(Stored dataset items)
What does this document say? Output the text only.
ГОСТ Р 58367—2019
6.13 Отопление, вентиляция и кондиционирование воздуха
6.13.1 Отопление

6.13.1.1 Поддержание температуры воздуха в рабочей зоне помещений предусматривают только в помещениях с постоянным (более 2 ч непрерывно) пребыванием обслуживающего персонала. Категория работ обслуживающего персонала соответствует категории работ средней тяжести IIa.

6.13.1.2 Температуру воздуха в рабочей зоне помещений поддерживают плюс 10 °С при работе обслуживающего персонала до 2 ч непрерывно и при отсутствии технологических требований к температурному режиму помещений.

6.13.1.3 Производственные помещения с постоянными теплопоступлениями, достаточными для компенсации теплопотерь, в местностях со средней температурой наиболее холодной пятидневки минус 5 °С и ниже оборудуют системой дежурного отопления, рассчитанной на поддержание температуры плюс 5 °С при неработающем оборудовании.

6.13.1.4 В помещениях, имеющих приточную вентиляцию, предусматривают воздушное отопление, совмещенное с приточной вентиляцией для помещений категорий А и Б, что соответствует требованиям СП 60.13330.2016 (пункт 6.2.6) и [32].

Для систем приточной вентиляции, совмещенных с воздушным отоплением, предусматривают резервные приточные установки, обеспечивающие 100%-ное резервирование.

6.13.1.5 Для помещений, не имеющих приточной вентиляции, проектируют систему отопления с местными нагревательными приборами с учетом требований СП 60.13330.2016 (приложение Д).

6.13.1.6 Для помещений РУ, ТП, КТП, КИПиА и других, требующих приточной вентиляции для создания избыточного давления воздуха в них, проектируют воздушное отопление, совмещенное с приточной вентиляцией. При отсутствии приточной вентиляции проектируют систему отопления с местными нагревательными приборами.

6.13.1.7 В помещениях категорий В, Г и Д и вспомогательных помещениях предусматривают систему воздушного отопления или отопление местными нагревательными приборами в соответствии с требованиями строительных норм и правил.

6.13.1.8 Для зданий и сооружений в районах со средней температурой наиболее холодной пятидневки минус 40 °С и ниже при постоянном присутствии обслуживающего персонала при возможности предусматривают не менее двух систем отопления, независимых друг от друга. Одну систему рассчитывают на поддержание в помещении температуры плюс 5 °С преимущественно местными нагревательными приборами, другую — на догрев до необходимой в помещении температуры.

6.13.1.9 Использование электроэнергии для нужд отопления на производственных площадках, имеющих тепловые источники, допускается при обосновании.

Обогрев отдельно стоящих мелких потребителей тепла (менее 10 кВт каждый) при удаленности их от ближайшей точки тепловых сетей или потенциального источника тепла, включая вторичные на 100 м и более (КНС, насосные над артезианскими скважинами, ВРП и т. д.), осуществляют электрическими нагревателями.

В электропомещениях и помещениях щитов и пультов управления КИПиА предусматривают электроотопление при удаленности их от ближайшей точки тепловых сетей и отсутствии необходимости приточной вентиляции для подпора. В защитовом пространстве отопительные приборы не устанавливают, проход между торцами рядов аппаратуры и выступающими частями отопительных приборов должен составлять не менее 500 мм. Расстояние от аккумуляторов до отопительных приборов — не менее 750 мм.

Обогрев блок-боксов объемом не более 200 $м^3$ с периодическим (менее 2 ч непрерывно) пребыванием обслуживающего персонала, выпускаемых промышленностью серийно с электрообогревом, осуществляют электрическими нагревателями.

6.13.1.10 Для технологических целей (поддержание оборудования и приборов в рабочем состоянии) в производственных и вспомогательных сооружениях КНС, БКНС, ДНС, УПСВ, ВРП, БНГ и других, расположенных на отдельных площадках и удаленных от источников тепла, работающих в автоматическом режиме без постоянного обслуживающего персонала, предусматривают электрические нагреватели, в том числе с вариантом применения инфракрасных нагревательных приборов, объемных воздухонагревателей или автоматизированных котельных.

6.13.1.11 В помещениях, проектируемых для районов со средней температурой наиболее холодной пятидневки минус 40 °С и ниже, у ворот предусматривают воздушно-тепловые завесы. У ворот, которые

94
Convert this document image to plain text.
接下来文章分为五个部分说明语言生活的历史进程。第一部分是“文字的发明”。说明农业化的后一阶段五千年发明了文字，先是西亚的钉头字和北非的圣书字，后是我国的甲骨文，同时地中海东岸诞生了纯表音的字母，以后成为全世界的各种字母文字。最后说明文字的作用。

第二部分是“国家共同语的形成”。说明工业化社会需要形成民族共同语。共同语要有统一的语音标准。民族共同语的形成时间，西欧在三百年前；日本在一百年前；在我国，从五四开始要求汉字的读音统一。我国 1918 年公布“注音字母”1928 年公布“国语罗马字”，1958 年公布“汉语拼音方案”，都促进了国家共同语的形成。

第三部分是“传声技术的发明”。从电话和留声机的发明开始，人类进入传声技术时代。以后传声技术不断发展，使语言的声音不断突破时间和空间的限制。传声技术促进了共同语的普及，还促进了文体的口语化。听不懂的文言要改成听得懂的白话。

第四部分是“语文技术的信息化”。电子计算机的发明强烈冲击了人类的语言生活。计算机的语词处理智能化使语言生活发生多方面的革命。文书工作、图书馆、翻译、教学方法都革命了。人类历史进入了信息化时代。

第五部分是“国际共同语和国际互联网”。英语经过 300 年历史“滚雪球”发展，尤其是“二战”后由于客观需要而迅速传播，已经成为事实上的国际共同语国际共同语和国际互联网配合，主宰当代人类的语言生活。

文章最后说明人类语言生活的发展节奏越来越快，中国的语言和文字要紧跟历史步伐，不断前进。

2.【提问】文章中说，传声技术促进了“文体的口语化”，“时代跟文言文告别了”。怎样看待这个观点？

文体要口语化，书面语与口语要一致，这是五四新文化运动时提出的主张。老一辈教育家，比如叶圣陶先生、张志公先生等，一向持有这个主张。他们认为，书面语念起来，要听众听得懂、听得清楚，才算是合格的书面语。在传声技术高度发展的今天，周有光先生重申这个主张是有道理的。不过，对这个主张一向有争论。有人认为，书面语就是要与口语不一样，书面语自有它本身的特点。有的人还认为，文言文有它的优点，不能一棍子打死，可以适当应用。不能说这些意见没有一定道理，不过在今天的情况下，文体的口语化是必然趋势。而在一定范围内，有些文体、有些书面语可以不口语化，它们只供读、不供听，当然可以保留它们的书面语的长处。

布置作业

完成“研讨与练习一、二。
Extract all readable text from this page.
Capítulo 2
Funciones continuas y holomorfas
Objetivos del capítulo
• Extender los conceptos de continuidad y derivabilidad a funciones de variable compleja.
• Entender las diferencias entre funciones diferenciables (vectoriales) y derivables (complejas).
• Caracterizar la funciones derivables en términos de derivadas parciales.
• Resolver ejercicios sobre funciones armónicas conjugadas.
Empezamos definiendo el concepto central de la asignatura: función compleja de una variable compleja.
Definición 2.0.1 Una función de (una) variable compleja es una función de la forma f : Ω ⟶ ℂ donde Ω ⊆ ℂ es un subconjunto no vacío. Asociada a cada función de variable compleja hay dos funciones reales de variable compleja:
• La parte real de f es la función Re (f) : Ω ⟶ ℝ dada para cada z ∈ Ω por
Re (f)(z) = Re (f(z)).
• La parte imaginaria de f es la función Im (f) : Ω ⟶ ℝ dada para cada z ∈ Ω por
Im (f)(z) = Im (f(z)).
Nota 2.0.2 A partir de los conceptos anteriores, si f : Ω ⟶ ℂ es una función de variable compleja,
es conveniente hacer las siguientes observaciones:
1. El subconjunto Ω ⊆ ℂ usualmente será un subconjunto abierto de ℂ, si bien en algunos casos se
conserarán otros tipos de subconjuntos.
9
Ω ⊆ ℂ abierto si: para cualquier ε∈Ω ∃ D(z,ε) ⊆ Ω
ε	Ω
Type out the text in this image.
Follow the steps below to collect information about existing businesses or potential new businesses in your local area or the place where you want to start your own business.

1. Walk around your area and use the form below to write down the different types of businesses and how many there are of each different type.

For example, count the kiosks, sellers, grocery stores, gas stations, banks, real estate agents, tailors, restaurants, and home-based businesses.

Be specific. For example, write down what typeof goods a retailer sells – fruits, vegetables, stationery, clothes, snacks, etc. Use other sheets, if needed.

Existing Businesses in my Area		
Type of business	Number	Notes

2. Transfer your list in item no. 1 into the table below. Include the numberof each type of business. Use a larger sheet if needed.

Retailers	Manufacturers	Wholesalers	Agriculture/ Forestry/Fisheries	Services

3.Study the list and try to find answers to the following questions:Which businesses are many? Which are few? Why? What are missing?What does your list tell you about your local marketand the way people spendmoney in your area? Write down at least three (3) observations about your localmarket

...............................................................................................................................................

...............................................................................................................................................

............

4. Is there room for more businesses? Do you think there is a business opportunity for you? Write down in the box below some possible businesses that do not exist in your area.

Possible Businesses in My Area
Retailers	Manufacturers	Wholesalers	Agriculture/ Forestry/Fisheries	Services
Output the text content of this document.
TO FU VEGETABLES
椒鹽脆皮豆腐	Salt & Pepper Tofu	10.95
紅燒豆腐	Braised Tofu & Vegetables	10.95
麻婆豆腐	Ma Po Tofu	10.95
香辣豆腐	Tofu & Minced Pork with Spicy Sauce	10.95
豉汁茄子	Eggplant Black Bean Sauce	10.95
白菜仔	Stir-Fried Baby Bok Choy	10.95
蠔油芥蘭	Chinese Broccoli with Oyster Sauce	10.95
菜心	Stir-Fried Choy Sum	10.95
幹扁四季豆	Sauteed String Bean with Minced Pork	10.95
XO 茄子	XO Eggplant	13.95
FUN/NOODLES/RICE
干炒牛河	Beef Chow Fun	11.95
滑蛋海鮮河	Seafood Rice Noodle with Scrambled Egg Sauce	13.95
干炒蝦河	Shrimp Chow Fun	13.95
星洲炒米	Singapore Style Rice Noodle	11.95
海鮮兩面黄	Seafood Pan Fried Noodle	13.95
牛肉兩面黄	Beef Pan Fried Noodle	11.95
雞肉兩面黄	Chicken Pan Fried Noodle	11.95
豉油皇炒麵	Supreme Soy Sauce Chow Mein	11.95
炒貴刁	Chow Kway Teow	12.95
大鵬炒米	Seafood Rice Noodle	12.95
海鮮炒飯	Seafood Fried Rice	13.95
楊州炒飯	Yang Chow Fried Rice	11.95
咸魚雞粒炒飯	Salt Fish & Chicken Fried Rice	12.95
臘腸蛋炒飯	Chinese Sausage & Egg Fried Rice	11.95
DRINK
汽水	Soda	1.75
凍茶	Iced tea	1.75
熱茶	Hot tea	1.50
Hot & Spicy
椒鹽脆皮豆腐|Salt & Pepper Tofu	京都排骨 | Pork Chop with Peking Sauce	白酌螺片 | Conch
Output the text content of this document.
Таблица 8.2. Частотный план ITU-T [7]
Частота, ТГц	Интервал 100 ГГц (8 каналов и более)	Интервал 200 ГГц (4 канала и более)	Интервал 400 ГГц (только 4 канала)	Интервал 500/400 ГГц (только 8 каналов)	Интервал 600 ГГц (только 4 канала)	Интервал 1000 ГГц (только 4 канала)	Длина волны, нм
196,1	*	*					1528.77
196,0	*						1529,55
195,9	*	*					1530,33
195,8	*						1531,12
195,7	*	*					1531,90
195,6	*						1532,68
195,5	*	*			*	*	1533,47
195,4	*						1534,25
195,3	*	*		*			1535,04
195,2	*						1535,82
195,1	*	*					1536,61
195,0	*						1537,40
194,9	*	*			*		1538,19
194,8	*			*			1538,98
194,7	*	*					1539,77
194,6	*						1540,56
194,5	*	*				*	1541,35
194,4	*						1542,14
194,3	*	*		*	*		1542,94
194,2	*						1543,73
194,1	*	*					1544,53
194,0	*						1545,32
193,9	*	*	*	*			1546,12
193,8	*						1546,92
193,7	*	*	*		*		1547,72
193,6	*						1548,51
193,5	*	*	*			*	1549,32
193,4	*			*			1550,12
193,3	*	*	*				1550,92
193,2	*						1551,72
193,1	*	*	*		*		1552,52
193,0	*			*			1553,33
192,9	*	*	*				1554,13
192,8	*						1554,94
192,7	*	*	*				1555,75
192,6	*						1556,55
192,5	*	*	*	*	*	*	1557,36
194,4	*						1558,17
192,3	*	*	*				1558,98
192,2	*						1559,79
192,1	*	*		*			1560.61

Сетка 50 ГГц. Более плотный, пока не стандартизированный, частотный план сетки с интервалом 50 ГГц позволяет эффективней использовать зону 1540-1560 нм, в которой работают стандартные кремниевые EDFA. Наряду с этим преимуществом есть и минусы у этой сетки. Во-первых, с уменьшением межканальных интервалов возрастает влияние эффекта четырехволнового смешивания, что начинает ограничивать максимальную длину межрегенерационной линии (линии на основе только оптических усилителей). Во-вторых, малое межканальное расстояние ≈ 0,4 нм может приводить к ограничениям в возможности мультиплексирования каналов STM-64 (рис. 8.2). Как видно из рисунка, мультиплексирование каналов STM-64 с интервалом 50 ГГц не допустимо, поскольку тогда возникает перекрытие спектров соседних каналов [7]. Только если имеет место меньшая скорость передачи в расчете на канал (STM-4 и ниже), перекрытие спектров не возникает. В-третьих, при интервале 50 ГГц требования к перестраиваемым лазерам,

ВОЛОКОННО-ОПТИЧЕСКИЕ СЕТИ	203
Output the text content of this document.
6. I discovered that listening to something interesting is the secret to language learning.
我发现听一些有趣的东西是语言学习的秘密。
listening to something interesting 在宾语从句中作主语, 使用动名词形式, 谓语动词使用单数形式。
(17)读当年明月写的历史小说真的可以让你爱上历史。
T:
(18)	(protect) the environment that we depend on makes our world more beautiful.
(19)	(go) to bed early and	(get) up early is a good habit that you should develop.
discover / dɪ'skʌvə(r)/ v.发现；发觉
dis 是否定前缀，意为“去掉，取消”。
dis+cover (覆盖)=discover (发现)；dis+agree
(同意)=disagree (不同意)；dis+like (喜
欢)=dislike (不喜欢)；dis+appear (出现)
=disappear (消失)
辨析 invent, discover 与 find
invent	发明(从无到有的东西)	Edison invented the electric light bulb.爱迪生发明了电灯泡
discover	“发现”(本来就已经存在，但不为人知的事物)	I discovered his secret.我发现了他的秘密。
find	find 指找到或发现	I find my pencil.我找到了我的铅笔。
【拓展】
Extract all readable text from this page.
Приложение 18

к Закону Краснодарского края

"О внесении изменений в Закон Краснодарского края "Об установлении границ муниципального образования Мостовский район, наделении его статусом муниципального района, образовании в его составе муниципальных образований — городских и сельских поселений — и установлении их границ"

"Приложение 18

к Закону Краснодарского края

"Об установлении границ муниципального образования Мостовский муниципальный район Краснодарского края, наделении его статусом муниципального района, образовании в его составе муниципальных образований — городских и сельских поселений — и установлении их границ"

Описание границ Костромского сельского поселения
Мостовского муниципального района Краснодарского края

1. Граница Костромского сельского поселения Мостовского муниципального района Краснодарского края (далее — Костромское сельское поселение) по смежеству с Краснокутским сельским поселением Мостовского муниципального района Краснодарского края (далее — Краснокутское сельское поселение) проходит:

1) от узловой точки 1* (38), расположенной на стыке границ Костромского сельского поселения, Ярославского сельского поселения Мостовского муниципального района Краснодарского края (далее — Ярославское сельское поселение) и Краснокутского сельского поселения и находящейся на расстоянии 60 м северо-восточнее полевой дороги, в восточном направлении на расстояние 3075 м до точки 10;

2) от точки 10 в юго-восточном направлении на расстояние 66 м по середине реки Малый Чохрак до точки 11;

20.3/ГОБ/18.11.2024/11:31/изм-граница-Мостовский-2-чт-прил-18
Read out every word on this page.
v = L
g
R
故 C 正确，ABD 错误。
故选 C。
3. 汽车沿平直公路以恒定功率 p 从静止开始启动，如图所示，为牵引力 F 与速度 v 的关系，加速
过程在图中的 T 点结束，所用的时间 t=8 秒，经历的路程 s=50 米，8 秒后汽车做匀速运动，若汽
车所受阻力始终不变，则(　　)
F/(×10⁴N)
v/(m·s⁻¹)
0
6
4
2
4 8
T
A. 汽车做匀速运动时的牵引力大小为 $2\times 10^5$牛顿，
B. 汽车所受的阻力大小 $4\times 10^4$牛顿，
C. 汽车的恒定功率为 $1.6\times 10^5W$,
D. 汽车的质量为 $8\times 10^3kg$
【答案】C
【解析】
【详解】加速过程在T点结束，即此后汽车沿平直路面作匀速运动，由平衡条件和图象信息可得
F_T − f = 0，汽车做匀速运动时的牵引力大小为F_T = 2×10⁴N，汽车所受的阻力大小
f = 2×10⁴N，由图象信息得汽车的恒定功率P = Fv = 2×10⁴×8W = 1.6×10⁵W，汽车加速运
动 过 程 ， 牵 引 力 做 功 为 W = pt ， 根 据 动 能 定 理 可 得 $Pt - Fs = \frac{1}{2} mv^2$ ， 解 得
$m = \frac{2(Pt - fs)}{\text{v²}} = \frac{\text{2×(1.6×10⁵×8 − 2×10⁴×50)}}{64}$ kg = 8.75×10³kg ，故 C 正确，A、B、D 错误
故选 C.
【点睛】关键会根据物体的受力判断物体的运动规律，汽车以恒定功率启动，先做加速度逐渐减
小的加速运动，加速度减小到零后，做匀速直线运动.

- _TASK TO CARRY OUT_
Count how many lines of the material hold the string "below". Give the number and nothing more.

- _FINISHED EXERCISE_
4